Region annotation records
------

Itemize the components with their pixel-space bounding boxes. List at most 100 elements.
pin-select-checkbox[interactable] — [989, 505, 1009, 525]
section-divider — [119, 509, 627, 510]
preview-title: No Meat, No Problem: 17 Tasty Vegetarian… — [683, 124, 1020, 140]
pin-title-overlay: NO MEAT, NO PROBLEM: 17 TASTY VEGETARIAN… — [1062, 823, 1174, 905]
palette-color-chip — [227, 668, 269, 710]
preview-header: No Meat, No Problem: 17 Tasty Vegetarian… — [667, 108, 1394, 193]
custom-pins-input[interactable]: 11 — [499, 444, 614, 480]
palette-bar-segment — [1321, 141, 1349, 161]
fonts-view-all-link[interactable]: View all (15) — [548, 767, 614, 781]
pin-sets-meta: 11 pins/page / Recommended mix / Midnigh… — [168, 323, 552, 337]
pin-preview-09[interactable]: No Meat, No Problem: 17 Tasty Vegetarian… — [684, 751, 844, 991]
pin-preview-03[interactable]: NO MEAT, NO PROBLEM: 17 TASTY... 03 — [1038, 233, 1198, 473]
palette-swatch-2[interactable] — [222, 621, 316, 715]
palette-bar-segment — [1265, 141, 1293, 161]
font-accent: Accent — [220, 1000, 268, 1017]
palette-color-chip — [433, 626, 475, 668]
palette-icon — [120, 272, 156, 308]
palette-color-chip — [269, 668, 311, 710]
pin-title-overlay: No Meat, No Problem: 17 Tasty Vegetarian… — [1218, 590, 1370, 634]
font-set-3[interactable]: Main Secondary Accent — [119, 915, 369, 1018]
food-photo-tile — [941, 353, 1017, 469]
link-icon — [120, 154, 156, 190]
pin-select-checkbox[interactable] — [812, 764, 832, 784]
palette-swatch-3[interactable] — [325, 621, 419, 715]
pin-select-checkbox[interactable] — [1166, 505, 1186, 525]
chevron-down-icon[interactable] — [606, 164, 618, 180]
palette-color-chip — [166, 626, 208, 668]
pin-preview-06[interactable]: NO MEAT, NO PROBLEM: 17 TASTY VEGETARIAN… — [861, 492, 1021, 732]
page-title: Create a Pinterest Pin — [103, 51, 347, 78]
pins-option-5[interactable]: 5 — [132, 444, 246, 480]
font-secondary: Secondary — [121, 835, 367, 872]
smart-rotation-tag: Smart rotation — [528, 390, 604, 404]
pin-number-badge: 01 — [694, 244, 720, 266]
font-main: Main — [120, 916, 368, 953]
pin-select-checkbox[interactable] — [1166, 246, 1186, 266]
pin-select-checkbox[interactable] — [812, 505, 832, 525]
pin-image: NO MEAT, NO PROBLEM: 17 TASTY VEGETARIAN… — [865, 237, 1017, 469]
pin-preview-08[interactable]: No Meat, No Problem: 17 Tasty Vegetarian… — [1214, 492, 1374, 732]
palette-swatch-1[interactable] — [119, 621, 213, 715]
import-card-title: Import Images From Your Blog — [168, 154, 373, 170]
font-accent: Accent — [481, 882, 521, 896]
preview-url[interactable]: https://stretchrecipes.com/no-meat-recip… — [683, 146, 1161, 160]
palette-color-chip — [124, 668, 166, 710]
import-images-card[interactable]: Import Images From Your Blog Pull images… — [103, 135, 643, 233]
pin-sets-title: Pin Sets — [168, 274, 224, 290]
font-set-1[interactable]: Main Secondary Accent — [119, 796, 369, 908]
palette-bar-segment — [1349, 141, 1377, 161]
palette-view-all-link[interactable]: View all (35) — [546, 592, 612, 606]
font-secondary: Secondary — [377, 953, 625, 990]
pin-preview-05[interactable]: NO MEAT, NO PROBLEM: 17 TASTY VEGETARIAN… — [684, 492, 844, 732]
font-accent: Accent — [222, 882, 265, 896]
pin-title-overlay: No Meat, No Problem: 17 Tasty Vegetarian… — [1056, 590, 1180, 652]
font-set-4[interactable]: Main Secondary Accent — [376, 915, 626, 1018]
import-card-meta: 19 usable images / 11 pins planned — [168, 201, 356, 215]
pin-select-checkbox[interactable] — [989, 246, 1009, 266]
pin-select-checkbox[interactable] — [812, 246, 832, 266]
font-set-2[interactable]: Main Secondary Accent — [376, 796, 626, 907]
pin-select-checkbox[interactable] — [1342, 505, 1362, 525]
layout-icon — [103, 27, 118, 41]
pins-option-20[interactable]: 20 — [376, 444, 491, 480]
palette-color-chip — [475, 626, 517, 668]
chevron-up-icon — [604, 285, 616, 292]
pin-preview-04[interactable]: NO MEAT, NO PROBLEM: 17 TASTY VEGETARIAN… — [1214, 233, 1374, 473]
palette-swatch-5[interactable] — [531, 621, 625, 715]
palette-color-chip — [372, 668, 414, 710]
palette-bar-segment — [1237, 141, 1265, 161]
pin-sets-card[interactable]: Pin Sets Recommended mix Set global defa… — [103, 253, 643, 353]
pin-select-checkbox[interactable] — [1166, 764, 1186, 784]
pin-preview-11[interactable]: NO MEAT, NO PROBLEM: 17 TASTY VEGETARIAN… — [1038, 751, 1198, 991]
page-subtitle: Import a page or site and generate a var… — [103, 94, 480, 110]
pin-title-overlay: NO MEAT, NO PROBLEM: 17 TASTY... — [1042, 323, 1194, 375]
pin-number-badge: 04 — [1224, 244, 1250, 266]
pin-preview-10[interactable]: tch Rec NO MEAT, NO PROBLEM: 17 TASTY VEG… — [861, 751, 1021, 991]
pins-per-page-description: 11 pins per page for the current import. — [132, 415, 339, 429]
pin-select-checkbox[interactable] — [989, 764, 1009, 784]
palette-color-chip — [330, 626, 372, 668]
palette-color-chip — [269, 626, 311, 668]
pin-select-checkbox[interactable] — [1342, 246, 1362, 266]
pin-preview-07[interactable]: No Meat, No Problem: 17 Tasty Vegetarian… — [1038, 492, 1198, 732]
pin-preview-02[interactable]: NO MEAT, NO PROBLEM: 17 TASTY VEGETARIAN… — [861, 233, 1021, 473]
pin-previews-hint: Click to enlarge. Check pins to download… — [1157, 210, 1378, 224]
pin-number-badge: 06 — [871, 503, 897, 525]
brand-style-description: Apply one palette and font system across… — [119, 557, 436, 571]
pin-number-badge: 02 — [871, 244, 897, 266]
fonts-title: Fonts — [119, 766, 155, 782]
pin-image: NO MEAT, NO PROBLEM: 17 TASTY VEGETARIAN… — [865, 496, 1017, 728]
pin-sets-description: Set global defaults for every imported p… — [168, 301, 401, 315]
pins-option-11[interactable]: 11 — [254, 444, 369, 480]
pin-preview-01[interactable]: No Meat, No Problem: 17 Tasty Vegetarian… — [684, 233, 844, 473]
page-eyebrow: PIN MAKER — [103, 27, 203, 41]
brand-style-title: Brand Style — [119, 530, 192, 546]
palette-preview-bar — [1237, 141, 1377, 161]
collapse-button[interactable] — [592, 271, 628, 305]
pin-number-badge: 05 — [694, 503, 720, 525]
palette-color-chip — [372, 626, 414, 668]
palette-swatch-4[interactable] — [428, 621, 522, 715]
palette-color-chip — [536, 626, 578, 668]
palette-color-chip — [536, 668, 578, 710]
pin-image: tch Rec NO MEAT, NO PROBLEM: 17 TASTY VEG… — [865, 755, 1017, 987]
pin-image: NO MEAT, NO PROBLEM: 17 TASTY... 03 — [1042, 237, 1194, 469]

------

Copy out every line of the records above word for word, changing nothing.

### SOLUTION FOR THIS TASK
Itemize the components with their pixel-space bounding boxes. List at most 100 elements.
pin-select-checkbox[interactable] — [989, 505, 1009, 525]
section-divider — [119, 509, 627, 510]
preview-title: No Meat, No Problem: 17 Tasty Vegetarian… — [683, 124, 1020, 140]
pin-title-overlay: NO MEAT, NO PROBLEM: 17 TASTY VEGETARIAN… — [1062, 823, 1174, 905]
palette-color-chip — [227, 668, 269, 710]
preview-header: No Meat, No Problem: 17 Tasty Vegetarian… — [667, 108, 1394, 193]
custom-pins-input[interactable]: 11 — [499, 444, 614, 480]
palette-bar-segment — [1321, 141, 1349, 161]
fonts-view-all-link[interactable]: View all (15) — [548, 767, 614, 781]
pin-sets-meta: 11 pins/page / Recommended mix / Midnigh… — [168, 323, 552, 337]
pin-preview-09[interactable]: No Meat, No Problem: 17 Tasty Vegetarian… — [684, 751, 844, 991]
pin-preview-03[interactable]: NO MEAT, NO PROBLEM: 17 TASTY... 03 — [1038, 233, 1198, 473]
palette-swatch-2[interactable] — [222, 621, 316, 715]
palette-bar-segment — [1265, 141, 1293, 161]
font-accent: Accent — [220, 1000, 268, 1017]
palette-color-chip — [433, 626, 475, 668]
palette-icon — [120, 272, 156, 308]
palette-color-chip — [269, 668, 311, 710]
pin-title-overlay: No Meat, No Problem: 17 Tasty Vegetarian… — [1218, 590, 1370, 634]
font-set-3[interactable]: Main Secondary Accent — [119, 915, 369, 1018]
food-photo-tile — [941, 353, 1017, 469]
link-icon — [120, 154, 156, 190]
pin-select-checkbox[interactable] — [812, 764, 832, 784]
palette-swatch-3[interactable] — [325, 621, 419, 715]
pin-select-checkbox[interactable] — [1166, 505, 1186, 525]
chevron-down-icon[interactable] — [606, 164, 618, 180]
palette-color-chip — [166, 626, 208, 668]
pin-preview-06[interactable]: NO MEAT, NO PROBLEM: 17 TASTY VEGETARIAN… — [861, 492, 1021, 732]
page-title: Create a Pinterest Pin — [103, 51, 347, 78]
pins-option-5[interactable]: 5 — [132, 444, 246, 480]
font-secondary: Secondary — [121, 835, 367, 872]
smart-rotation-tag: Smart rotation — [528, 390, 604, 404]
pin-number-badge: 01 — [694, 244, 720, 266]
font-main: Main — [120, 916, 368, 953]
pin-select-checkbox[interactable] — [1166, 246, 1186, 266]
pin-select-checkbox[interactable] — [812, 505, 832, 525]
pin-image: NO MEAT, NO PROBLEM: 17 TASTY VEGETARIAN… — [865, 237, 1017, 469]
pin-preview-08[interactable]: No Meat, No Problem: 17 Tasty Vegetarian… — [1214, 492, 1374, 732]
palette-swatch-1[interactable] — [119, 621, 213, 715]
import-card-title: Import Images From Your Blog — [168, 154, 373, 170]
font-accent: Accent — [481, 882, 521, 896]
preview-url[interactable]: https://stretchrecipes.com/no-meat-recip… — [683, 146, 1161, 160]
palette-color-chip — [124, 668, 166, 710]
import-images-card[interactable]: Import Images From Your Blog Pull images… — [103, 135, 643, 233]
pin-sets-title: Pin Sets — [168, 274, 224, 290]
font-set-1[interactable]: Main Secondary Accent — [119, 796, 369, 908]
palette-bar-segment — [1349, 141, 1377, 161]
palette-view-all-link[interactable]: View all (35) — [546, 592, 612, 606]
font-secondary: Secondary — [377, 953, 625, 990]
pin-preview-05[interactable]: NO MEAT, NO PROBLEM: 17 TASTY VEGETARIAN… — [684, 492, 844, 732]
font-accent: Accent — [222, 882, 265, 896]
pin-title-overlay: No Meat, No Problem: 17 Tasty Vegetarian… — [1056, 590, 1180, 652]
font-set-4[interactable]: Main Secondary Accent — [376, 915, 626, 1018]
import-card-meta: 19 usable images / 11 pins planned — [168, 201, 356, 215]
pin-select-checkbox[interactable] — [989, 246, 1009, 266]
pin-select-checkbox[interactable] — [812, 246, 832, 266]
font-set-2[interactable]: Main Secondary Accent — [376, 796, 626, 907]
pin-select-checkbox[interactable] — [1342, 505, 1362, 525]
layout-icon — [103, 27, 118, 41]
pins-option-20[interactable]: 20 — [376, 444, 491, 480]
palette-color-chip — [475, 626, 517, 668]
chevron-up-icon — [604, 285, 616, 292]
pin-preview-04[interactable]: NO MEAT, NO PROBLEM: 17 TASTY VEGETARIAN… — [1214, 233, 1374, 473]
palette-swatch-5[interactable] — [531, 621, 625, 715]
palette-color-chip — [372, 668, 414, 710]
palette-bar-segment — [1237, 141, 1265, 161]
pin-sets-card[interactable]: Pin Sets Recommended mix Set global defa… — [103, 253, 643, 353]
pin-select-checkbox[interactable] — [1166, 764, 1186, 784]
pin-preview-11[interactable]: NO MEAT, NO PROBLEM: 17 TASTY VEGETARIAN… — [1038, 751, 1198, 991]
page-subtitle: Import a page or site and generate a var… — [103, 94, 480, 110]
pin-title-overlay: NO MEAT, NO PROBLEM: 17 TASTY... — [1042, 323, 1194, 375]
pin-number-badge: 04 — [1224, 244, 1250, 266]
pin-preview-10[interactable]: tch Rec NO MEAT, NO PROBLEM: 17 TASTY VEG… — [861, 751, 1021, 991]
pins-per-page-description: 11 pins per page for the current import. — [132, 415, 339, 429]
pin-select-checkbox[interactable] — [989, 764, 1009, 784]
palette-color-chip — [330, 626, 372, 668]
palette-color-chip — [269, 626, 311, 668]
pin-select-checkbox[interactable] — [1342, 246, 1362, 266]
pin-preview-07[interactable]: No Meat, No Problem: 17 Tasty Vegetarian… — [1038, 492, 1198, 732]
pin-preview-02[interactable]: NO MEAT, NO PROBLEM: 17 TASTY VEGETARIAN… — [861, 233, 1021, 473]
pin-previews-hint: Click to enlarge. Check pins to download… — [1157, 210, 1378, 224]
pin-number-badge: 06 — [871, 503, 897, 525]
brand-style-description: Apply one palette and font system across… — [119, 557, 436, 571]
pin-number-badge: 02 — [871, 244, 897, 266]
fonts-title: Fonts — [119, 766, 155, 782]
pin-image: NO MEAT, NO PROBLEM: 17 TASTY VEGETARIAN… — [865, 496, 1017, 728]
pin-sets-description: Set global defaults for every imported p… — [168, 301, 401, 315]
pins-option-11[interactable]: 11 — [254, 444, 369, 480]
pin-preview-01[interactable]: No Meat, No Problem: 17 Tasty Vegetarian… — [684, 233, 844, 473]
page-eyebrow: PIN MAKER — [103, 27, 203, 41]
brand-style-title: Brand Style — [119, 530, 192, 546]
palette-preview-bar — [1237, 141, 1377, 161]
collapse-button[interactable] — [592, 271, 628, 305]
pin-number-badge: 05 — [694, 503, 720, 525]
palette-color-chip — [372, 626, 414, 668]
palette-swatch-4[interactable] — [428, 621, 522, 715]
palette-color-chip — [536, 626, 578, 668]
palette-color-chip — [536, 668, 578, 710]
pin-image: tch Rec NO MEAT, NO PROBLEM: 17 TASTY VEG… — [865, 755, 1017, 987]
pin-image: NO MEAT, NO PROBLEM: 17 TASTY... 03 — [1042, 237, 1194, 469]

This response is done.